== Exercise materials
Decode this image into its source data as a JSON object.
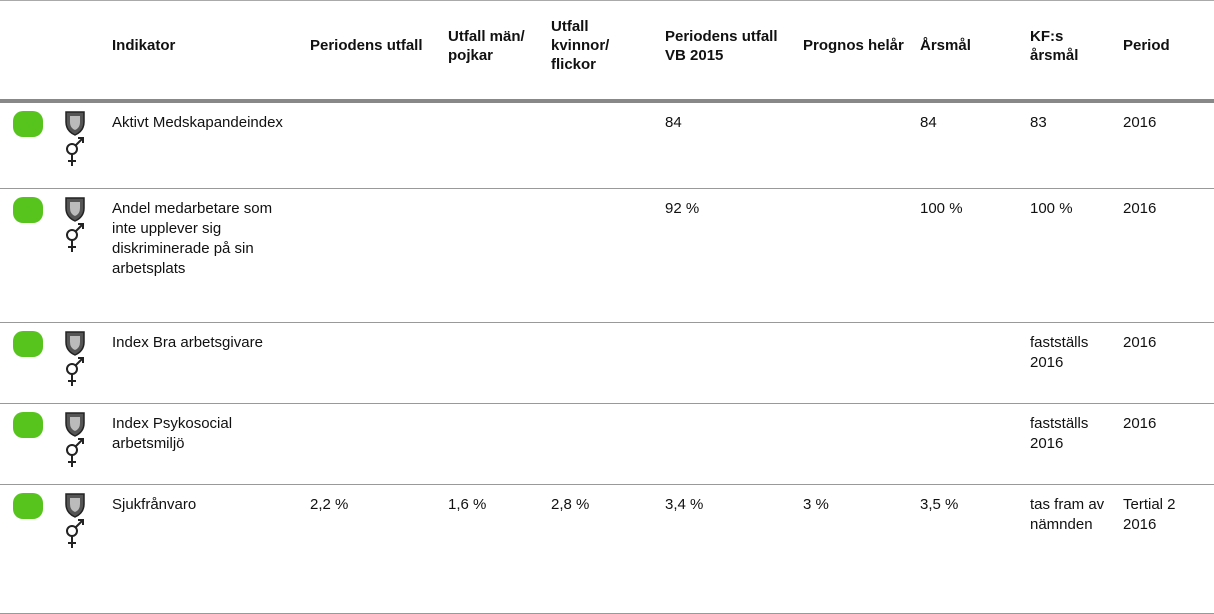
{
  "table": {
    "headers": [
      "Indikator",
      "Periodens utfall",
      "Utfall män/ pojkar",
      "Utfall kvinnor/ flickor",
      "Periodens utfall VB 2015",
      "Prognos helår",
      "Årsmål",
      "KF:s årsmål",
      "Period"
    ],
    "rows": [
      [
        "Aktivt Medskapandeindex",
        null,
        null,
        null,
        "84",
        null,
        "84",
        "83",
        "2016"
      ],
      [
        "Andel medarbetare som inte upplever sig diskriminerade på sin arbetsplats",
        null,
        null,
        null,
        "92 %",
        null,
        "100 %",
        "100 %",
        "2016"
      ],
      [
        "Index Bra arbetsgivare",
        null,
        null,
        null,
        null,
        null,
        null,
        "fastställs 2016",
        "2016"
      ],
      [
        "Index Psykosocial arbetsmiljö",
        null,
        null,
        null,
        null,
        null,
        null,
        "fastställs 2016",
        "2016"
      ],
      [
        "Sjukfrånvaro",
        "2,2 %",
        "1,6 %",
        "2,8 %",
        "3,4 %",
        "3 %",
        "3,5 %",
        "tas fram av nämnden",
        "Tertial 2 2016"
      ]
    ]
  }
}
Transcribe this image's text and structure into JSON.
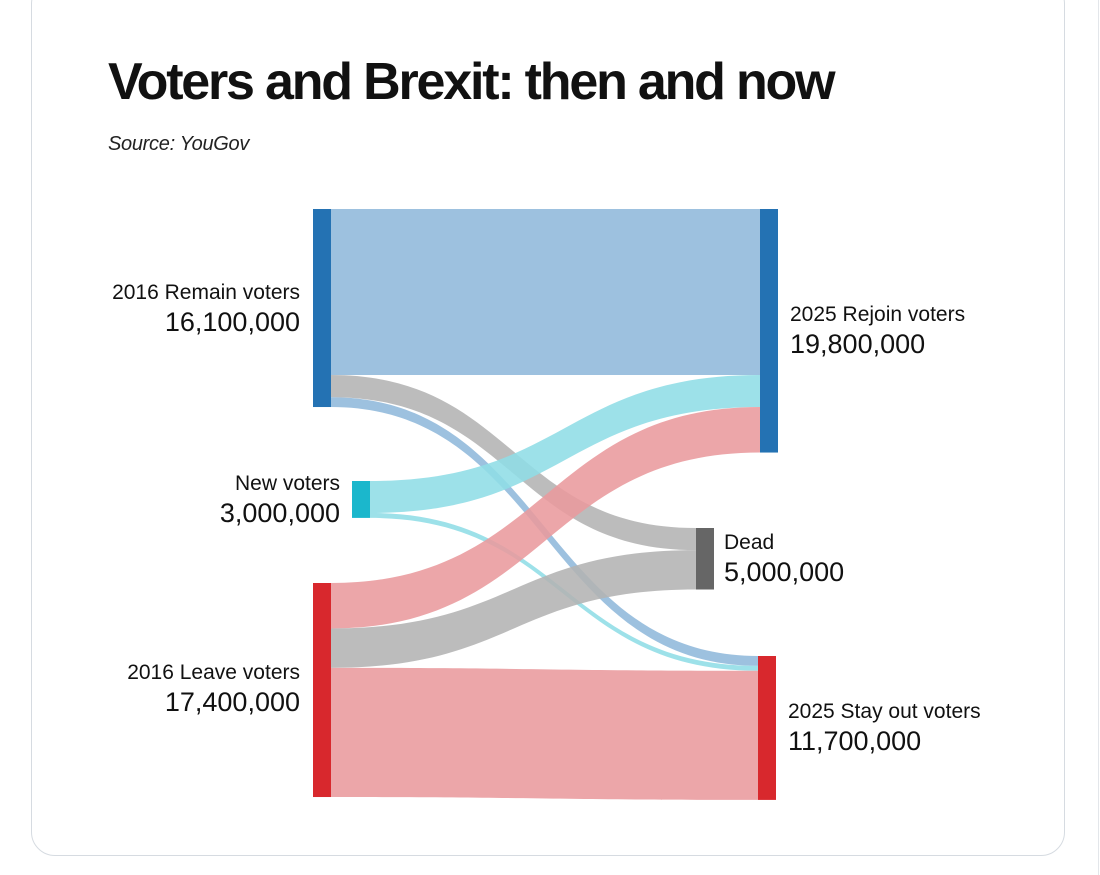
{
  "title": "Voters and Brexit: then and now",
  "source": "Source: YouGov",
  "chart_data": {
    "type": "sankey",
    "title": "Voters and Brexit: then and now",
    "units": "voters",
    "nodes": [
      {
        "id": "remain2016",
        "label": "2016 Remain voters",
        "value": 16100000,
        "value_text": "16,100,000",
        "color": "#2472b3",
        "column": 0
      },
      {
        "id": "new",
        "label": "New voters",
        "value": 3000000,
        "value_text": "3,000,000",
        "color": "#1bb7cc",
        "column": 0
      },
      {
        "id": "leave2016",
        "label": "2016 Leave voters",
        "value": 17400000,
        "value_text": "17,400,000",
        "color": "#d8282d",
        "column": 0
      },
      {
        "id": "rejoin2025",
        "label": "2025 Rejoin voters",
        "value": 19800000,
        "value_text": "19,800,000",
        "color": "#2472b3",
        "column": 2
      },
      {
        "id": "dead",
        "label": "Dead",
        "value": 5000000,
        "value_text": "5,000,000",
        "color": "#666666",
        "column": 1
      },
      {
        "id": "stayout2025",
        "label": "2025 Stay out voters",
        "value": 11700000,
        "value_text": "11,700,000",
        "color": "#d8282d",
        "column": 2
      }
    ],
    "links": [
      {
        "source": "remain2016",
        "target": "rejoin2025",
        "value": 13500000,
        "color": "#8fb8db"
      },
      {
        "source": "remain2016",
        "target": "dead",
        "value": 1800000,
        "color": "#b3b3b3"
      },
      {
        "source": "remain2016",
        "target": "stayout2025",
        "value": 800000,
        "color": "#8fb8db"
      },
      {
        "source": "new",
        "target": "rejoin2025",
        "value": 2600000,
        "color": "#8fdde6"
      },
      {
        "source": "new",
        "target": "stayout2025",
        "value": 400000,
        "color": "#8fdde6"
      },
      {
        "source": "leave2016",
        "target": "rejoin2025",
        "value": 3700000,
        "color": "#e99a9d"
      },
      {
        "source": "leave2016",
        "target": "dead",
        "value": 3200000,
        "color": "#b3b3b3"
      },
      {
        "source": "leave2016",
        "target": "stayout2025",
        "value": 10500000,
        "color": "#e99a9d"
      }
    ]
  }
}
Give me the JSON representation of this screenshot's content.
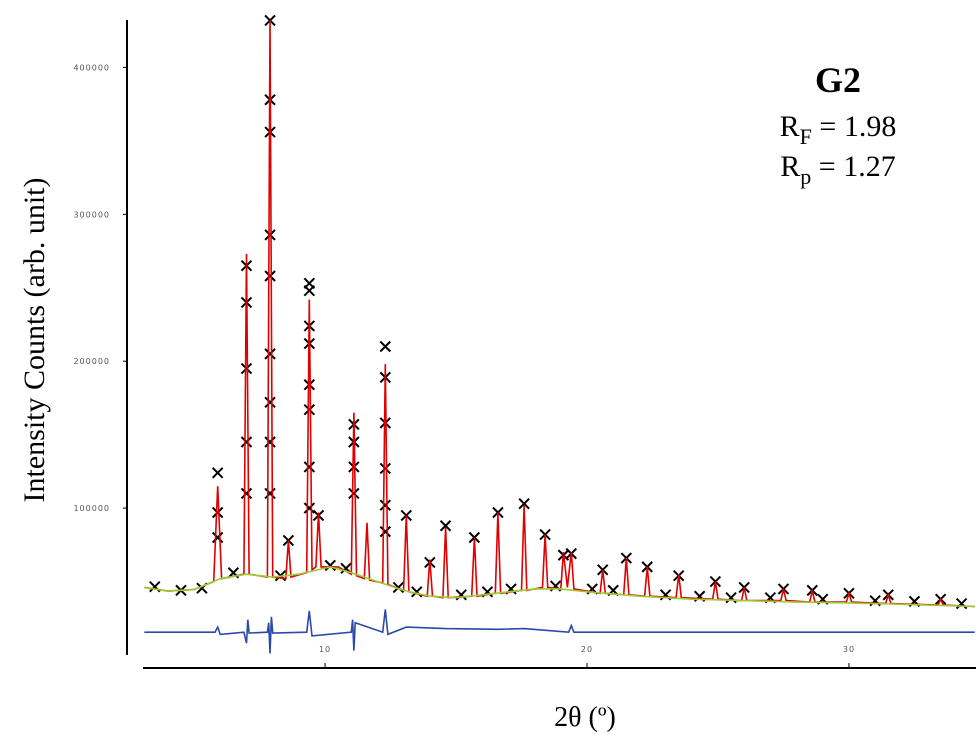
{
  "chart_data": {
    "type": "line",
    "xlabel": "2θ (º)",
    "ylabel": "Intensity Counts (arb. unit)",
    "annotations": {
      "title": "G2",
      "stats": [
        {
          "symbol": "R",
          "subscript": "F",
          "text": " = 1.98"
        },
        {
          "symbol": "R",
          "subscript": "p",
          "text": " = 1.27"
        }
      ]
    },
    "xlim": [
      3.05,
      34.85
    ],
    "xticks": [
      10,
      20,
      30
    ],
    "ylim": [
      0,
      435000
    ],
    "yticks": [
      100000,
      200000,
      300000,
      400000
    ],
    "series": [
      {
        "name": "Observed",
        "style": "cross",
        "color": "#000000",
        "x": [
          5.9,
          5.9,
          5.9,
          7.0,
          7.0,
          7.0,
          7.0,
          7.0,
          7.9,
          7.9,
          7.9,
          7.9,
          7.9,
          7.9,
          7.9,
          7.9,
          7.9,
          8.6,
          9.4,
          9.4,
          9.4,
          9.4,
          9.4,
          9.4,
          9.4,
          9.4,
          9.75,
          11.1,
          11.1,
          11.1,
          11.1,
          12.3,
          12.3,
          12.3,
          12.3,
          12.3,
          12.3,
          13.1,
          14.0,
          14.6,
          15.7,
          16.6,
          17.6,
          18.4,
          19.1,
          19.4,
          20.6,
          21.5,
          22.3,
          23.5,
          24.9,
          26.0,
          27.5,
          28.6,
          30.0,
          31.5,
          33.5,
          3.5,
          4.5,
          5.3,
          6.5,
          8.3,
          10.2,
          10.8,
          12.8,
          13.5,
          15.2,
          16.2,
          17.1,
          18.8,
          20.2,
          21.0,
          23.0,
          24.3,
          25.5,
          27.0,
          29.0,
          31.0,
          32.5,
          34.3
        ],
        "values": [
          124000,
          97000,
          80000,
          265000,
          240000,
          195000,
          145000,
          110000,
          432000,
          378000,
          356000,
          286000,
          258000,
          205000,
          172000,
          145000,
          110000,
          78000,
          253000,
          248000,
          224000,
          212000,
          184000,
          167000,
          128000,
          100000,
          95000,
          157000,
          145000,
          128000,
          110000,
          210000,
          189000,
          158000,
          127000,
          102000,
          84000,
          95000,
          63000,
          88000,
          80000,
          97000,
          103000,
          82000,
          68000,
          69000,
          58000,
          66000,
          60000,
          54000,
          50000,
          46000,
          45000,
          44000,
          42000,
          41000,
          38000,
          46500,
          44000,
          45500,
          56000,
          54000,
          61000,
          59000,
          46000,
          43000,
          41000,
          43000,
          45000,
          47000,
          45000,
          44000,
          41000,
          40000,
          39000,
          39000,
          38000,
          37000,
          36500,
          35000
        ]
      },
      {
        "name": "Calculated",
        "style": "line",
        "color": "#e00000",
        "x": [
          3.1,
          4.0,
          5.0,
          5.75,
          5.9,
          6.05,
          6.9,
          7.0,
          7.1,
          7.8,
          7.9,
          8.0,
          8.5,
          8.6,
          8.7,
          9.3,
          9.4,
          9.5,
          9.65,
          9.75,
          9.85,
          10.5,
          11.0,
          11.1,
          11.2,
          11.5,
          11.6,
          11.7,
          12.2,
          12.3,
          12.4,
          13.0,
          13.1,
          13.2,
          13.9,
          14.0,
          14.1,
          14.5,
          14.6,
          14.7,
          15.6,
          15.7,
          15.8,
          16.5,
          16.6,
          16.7,
          17.5,
          17.6,
          17.7,
          18.3,
          18.4,
          18.5,
          19.0,
          19.1,
          19.25,
          19.4,
          19.5,
          20.5,
          20.6,
          20.7,
          21.4,
          21.5,
          21.6,
          22.2,
          22.3,
          22.4,
          23.4,
          23.5,
          23.6,
          24.8,
          24.9,
          25.0,
          25.9,
          26.0,
          26.1,
          27.4,
          27.5,
          27.6,
          28.5,
          28.6,
          28.7,
          29.9,
          30.0,
          30.1,
          31.4,
          31.5,
          31.6,
          33.4,
          33.5,
          33.6,
          34.8
        ],
        "values": [
          46000,
          43500,
          44500,
          50000,
          115000,
          52000,
          55000,
          273000,
          55000,
          53000,
          432000,
          53000,
          52000,
          78000,
          53000,
          56000,
          242000,
          58000,
          60000,
          97000,
          60000,
          60000,
          55000,
          165000,
          54000,
          52000,
          90000,
          51000,
          49000,
          198000,
          48000,
          44000,
          95000,
          43000,
          40000,
          65000,
          40000,
          39000,
          87000,
          39000,
          40000,
          80000,
          40000,
          42000,
          97000,
          42000,
          44000,
          102000,
          44000,
          46000,
          82000,
          46000,
          45000,
          70000,
          46000,
          70000,
          45000,
          42000,
          58000,
          42000,
          41000,
          66000,
          41000,
          40000,
          60000,
          40000,
          39000,
          55000,
          39000,
          38000,
          50000,
          38000,
          37000,
          46000,
          37000,
          37000,
          45000,
          37000,
          36000,
          44000,
          36000,
          36000,
          42000,
          36000,
          35000,
          41000,
          35000,
          34000,
          38000,
          34000,
          33000
        ]
      },
      {
        "name": "Background",
        "style": "line",
        "color": "#9acd32",
        "x": [
          3.1,
          4.0,
          5.0,
          6.0,
          7.0,
          8.0,
          9.0,
          10.2,
          11.0,
          12.0,
          13.0,
          14.0,
          15.0,
          16.0,
          17.0,
          18.0,
          19.0,
          20.0,
          22.0,
          24.0,
          26.0,
          28.0,
          30.0,
          32.0,
          34.8
        ],
        "values": [
          46000,
          43500,
          44500,
          52000,
          55000,
          53000,
          55000,
          60000,
          56000,
          50000,
          44000,
          40000,
          39000,
          41000,
          43000,
          45000,
          45000,
          43000,
          40000,
          38000,
          37000,
          36000,
          35500,
          34500,
          33000
        ]
      },
      {
        "name": "Difference",
        "style": "line",
        "color": "#2a4aa8",
        "x": [
          3.1,
          5.8,
          5.9,
          6.0,
          6.9,
          7.0,
          7.05,
          7.1,
          7.8,
          7.85,
          7.9,
          7.95,
          8.0,
          9.3,
          9.4,
          9.5,
          11.0,
          11.05,
          11.1,
          11.15,
          12.2,
          12.3,
          12.4,
          13.1,
          14.6,
          16.6,
          17.6,
          19.3,
          19.4,
          19.5,
          34.8
        ],
        "values": [
          15500,
          15500,
          19000,
          14000,
          15500,
          8000,
          24000,
          15000,
          15500,
          22000,
          1000,
          26000,
          15000,
          15500,
          30000,
          13000,
          15500,
          24000,
          3000,
          22000,
          15500,
          31000,
          14000,
          19000,
          18000,
          17500,
          18000,
          15500,
          20000,
          15500,
          15500
        ]
      }
    ]
  }
}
====
- **The request**
Search the data for "then". Copy every matching line.

- **Worked answer**
  "title": "Voters and Brexit: then and now",
    "title": "Voters and Brexit: then and now",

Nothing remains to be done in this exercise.